------ Material provided
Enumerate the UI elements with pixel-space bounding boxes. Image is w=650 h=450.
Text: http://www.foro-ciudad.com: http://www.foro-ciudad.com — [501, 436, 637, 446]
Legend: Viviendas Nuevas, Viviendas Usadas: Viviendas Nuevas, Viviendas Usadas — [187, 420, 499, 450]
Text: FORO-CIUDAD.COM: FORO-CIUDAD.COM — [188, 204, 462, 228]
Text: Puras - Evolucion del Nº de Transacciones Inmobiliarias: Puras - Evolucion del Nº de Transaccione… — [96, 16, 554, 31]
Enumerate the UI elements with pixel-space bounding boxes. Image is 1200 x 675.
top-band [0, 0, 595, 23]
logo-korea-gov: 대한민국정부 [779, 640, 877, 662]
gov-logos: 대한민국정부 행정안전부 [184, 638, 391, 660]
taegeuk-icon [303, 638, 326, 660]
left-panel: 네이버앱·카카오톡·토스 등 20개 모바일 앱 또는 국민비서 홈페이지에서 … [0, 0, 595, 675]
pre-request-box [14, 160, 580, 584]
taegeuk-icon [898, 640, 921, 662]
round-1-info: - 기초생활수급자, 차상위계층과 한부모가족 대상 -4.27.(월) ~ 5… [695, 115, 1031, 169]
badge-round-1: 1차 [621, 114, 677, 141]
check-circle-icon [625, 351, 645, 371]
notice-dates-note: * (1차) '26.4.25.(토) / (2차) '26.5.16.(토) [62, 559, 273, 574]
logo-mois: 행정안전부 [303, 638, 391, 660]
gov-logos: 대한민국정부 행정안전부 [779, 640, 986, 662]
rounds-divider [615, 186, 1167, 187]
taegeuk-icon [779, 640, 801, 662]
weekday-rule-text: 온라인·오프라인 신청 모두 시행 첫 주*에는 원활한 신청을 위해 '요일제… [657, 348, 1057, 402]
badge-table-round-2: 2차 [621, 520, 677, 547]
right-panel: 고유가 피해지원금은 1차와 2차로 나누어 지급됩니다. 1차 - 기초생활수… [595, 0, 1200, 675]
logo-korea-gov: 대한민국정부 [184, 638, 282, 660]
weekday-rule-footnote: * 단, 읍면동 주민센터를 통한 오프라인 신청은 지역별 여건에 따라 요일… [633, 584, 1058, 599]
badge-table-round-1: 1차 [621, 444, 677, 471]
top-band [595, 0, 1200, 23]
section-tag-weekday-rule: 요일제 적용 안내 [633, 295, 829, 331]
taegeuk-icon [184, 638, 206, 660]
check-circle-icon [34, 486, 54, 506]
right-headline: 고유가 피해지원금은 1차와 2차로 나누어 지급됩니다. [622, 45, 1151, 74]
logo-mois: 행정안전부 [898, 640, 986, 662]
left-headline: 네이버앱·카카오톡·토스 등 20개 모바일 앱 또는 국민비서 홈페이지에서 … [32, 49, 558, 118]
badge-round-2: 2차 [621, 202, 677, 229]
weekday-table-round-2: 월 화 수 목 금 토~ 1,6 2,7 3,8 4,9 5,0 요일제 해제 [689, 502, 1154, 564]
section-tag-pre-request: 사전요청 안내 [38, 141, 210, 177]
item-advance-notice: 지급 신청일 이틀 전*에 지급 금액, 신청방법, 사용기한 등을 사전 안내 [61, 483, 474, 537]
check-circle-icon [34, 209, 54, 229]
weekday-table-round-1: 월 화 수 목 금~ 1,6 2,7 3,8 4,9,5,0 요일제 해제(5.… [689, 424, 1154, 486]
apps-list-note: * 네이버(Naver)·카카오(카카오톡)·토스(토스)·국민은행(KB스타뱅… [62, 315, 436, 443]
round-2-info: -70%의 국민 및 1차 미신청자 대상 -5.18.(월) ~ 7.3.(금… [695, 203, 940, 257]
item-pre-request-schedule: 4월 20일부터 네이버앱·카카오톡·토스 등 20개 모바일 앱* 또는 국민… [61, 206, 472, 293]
------------
## What needs to be done:
Write out, character for character, everything from the beginning of the entries down to the line containing "taegeuk-icon [898, 640, 921, 662]", with both of those lines included.

## Response:
Enumerate the UI elements with pixel-space bounding boxes. Image is w=650 h=450.
Text: http://www.foro-ciudad.com: http://www.foro-ciudad.com — [501, 436, 637, 446]
Legend: Viviendas Nuevas, Viviendas Usadas: Viviendas Nuevas, Viviendas Usadas — [187, 420, 499, 450]
Text: FORO-CIUDAD.COM: FORO-CIUDAD.COM — [188, 204, 462, 228]
Text: Puras - Evolucion del Nº de Transacciones Inmobiliarias: Puras - Evolucion del Nº de Transaccione… — [96, 16, 554, 31]
Enumerate the UI elements with pixel-space bounding boxes. Image is 1200 x 675.
top-band [0, 0, 595, 23]
logo-korea-gov: 대한민국정부 [779, 640, 877, 662]
gov-logos: 대한민국정부 행정안전부 [184, 638, 391, 660]
taegeuk-icon [303, 638, 326, 660]
left-panel: 네이버앱·카카오톡·토스 등 20개 모바일 앱 또는 국민비서 홈페이지에서 … [0, 0, 595, 675]
pre-request-box [14, 160, 580, 584]
taegeuk-icon [898, 640, 921, 662]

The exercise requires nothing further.